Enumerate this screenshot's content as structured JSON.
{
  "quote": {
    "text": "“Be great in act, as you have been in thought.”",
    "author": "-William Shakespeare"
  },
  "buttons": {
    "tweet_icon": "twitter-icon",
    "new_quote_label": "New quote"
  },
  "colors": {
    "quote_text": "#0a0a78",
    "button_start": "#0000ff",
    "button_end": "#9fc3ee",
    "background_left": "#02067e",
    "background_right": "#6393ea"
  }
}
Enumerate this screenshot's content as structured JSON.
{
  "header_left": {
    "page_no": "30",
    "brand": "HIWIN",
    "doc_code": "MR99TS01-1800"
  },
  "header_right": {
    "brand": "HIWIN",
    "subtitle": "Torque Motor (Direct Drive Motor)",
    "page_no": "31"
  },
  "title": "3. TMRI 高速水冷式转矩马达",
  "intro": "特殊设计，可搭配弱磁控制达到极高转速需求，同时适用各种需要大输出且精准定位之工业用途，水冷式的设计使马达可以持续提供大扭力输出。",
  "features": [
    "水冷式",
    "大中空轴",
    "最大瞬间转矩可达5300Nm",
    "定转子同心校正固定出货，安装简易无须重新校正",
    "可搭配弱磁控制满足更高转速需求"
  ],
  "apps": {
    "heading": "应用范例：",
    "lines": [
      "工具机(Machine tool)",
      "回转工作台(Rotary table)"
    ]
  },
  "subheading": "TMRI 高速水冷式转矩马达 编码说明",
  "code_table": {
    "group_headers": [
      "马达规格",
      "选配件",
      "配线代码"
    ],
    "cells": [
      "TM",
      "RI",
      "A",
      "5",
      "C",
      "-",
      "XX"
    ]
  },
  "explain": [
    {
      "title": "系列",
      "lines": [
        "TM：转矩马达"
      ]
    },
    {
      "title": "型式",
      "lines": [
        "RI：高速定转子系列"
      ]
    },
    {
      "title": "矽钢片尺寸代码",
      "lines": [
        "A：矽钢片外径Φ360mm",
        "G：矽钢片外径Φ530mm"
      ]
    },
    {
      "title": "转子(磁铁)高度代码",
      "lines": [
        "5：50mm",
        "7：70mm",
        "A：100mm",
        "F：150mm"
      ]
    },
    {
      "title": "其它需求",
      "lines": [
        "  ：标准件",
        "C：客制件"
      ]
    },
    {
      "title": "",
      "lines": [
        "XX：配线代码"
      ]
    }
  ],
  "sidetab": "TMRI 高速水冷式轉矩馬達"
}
+++
Faithfully transcribe the whole of the data.

● **WRITTEN REPLY**
Enumerate this screenshot's content as structured JSON.
{
  "quote": {
    "text": "“Be great in act, as you have been in thought.”",
    "author": "-William Shakespeare"
  },
  "buttons": {
    "tweet_icon": "twitter-icon",
    "new_quote_label": "New quote"
  },
  "colors": {
    "quote_text": "#0a0a78",
    "button_start": "#0000ff",
    "button_end": "#9fc3ee",
    "background_left": "#02067e",
    "background_right": "#6393ea"
  }
}
Enumerate this screenshot's content as structured JSON.
{
  "header_left": {
    "page_no": "30",
    "brand": "HIWIN",
    "doc_code": "MR99TS01-1800"
  },
  "header_right": {
    "brand": "HIWIN",
    "subtitle": "Torque Motor (Direct Drive Motor)",
    "page_no": "31"
  },
  "title": "3. TMRI 高速水冷式转矩马达",
  "intro": "特殊设计，可搭配弱磁控制达到极高转速需求，同时适用各种需要大输出且精准定位之工业用途，水冷式的设计使马达可以持续提供大扭力输出。",
  "features": [
    "水冷式",
    "大中空轴",
    "最大瞬间转矩可达5300Nm",
    "定转子同心校正固定出货，安装简易无须重新校正",
    "可搭配弱磁控制满足更高转速需求"
  ],
  "apps": {
    "heading": "应用范例：",
    "lines": [
      "工具机(Machine tool)",
      "回转工作台(Rotary table)"
    ]
  },
  "subheading": "TMRI 高速水冷式转矩马达 编码说明",
  "code_table": {
    "group_headers": [
      "马达规格",
      "选配件",
      "配线代码"
    ],
    "cells": [
      "TM",
      "RI",
      "A",
      "5",
      "C",
      "-",
      "XX"
    ]
  },
  "explain": [
    {
      "title": "系列",
      "lines": [
        "TM：转矩马达"
      ]
    },
    {
      "title": "型式",
      "lines": [
        "RI：高速定转子系列"
      ]
    },
    {
      "title": "矽钢片尺寸代码",
      "lines": [
        "A：矽钢片外径Φ360mm",
        "G：矽钢片外径Φ530mm"
      ]
    },
    {
      "title": "转子(磁铁)高度代码",
      "lines": [
        "5：50mm",
        "7：70mm",
        "A：100mm",
        "F：150mm"
      ]
    },
    {
      "title": "其它需求",
      "lines": [
        "  ：标准件",
        "C：客制件"
      ]
    },
    {
      "title": "",
      "lines": [
        "XX：配线代码"
      ]
    }
  ],
  "sidetab": "TMRI 高速水冷式轉矩馬達"
}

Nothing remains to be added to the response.